*** The input

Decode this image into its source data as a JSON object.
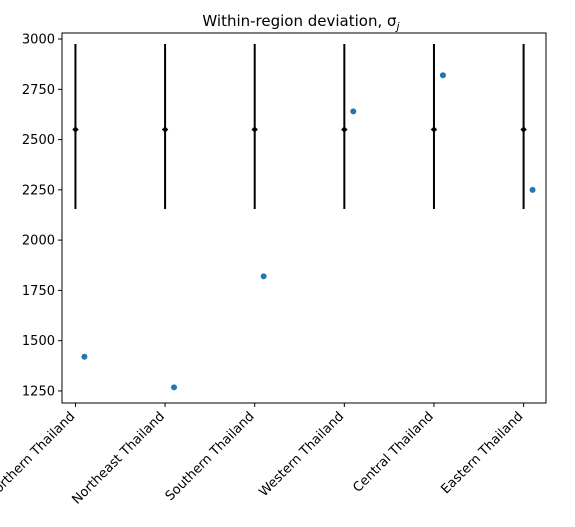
{
  "chart_data": {
    "type": "scatter",
    "title": "Within-region deviation, σ",
    "title_subscript": "j",
    "xlabel": "",
    "ylabel": "",
    "categories": [
      "Northern Thailand",
      "Northeast Thailand",
      "Southern Thailand",
      "Western Thailand",
      "Central Thailand",
      "Eastern Thailand"
    ],
    "ylim": [
      1190,
      3030
    ],
    "yticks": [
      1250,
      1500,
      1750,
      2000,
      2250,
      2500,
      2750,
      3000
    ],
    "grid": false,
    "series": [
      {
        "kind": "errorbar",
        "color": "#000000",
        "center": [
          2550,
          2550,
          2550,
          2550,
          2550,
          2550
        ],
        "lower": [
          2155,
          2155,
          2155,
          2155,
          2155,
          2155
        ],
        "upper": [
          2975,
          2975,
          2975,
          2975,
          2975,
          2975
        ]
      },
      {
        "kind": "points",
        "color": "#1f77b4",
        "offset": 0.1,
        "values": [
          1420,
          1268,
          1820,
          2640,
          2820,
          2250
        ]
      }
    ]
  }
}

******

[Task prompt]:
Each entry must be retyped word for word, with every image omitted.

[Written response]:
Decode this image into its source data as a JSON object.
{
  "chart_data": {
    "type": "scatter",
    "title": "Within-region deviation, σ",
    "title_subscript": "j",
    "xlabel": "",
    "ylabel": "",
    "categories": [
      "Northern Thailand",
      "Northeast Thailand",
      "Southern Thailand",
      "Western Thailand",
      "Central Thailand",
      "Eastern Thailand"
    ],
    "ylim": [
      1190,
      3030
    ],
    "yticks": [
      1250,
      1500,
      1750,
      2000,
      2250,
      2500,
      2750,
      3000
    ],
    "grid": false,
    "series": [
      {
        "kind": "errorbar",
        "color": "#000000",
        "center": [
          2550,
          2550,
          2550,
          2550,
          2550,
          2550
        ],
        "lower": [
          2155,
          2155,
          2155,
          2155,
          2155,
          2155
        ],
        "upper": [
          2975,
          2975,
          2975,
          2975,
          2975,
          2975
        ]
      },
      {
        "kind": "points",
        "color": "#1f77b4",
        "offset": 0.1,
        "values": [
          1420,
          1268,
          1820,
          2640,
          2820,
          2250
        ]
      }
    ]
  }
}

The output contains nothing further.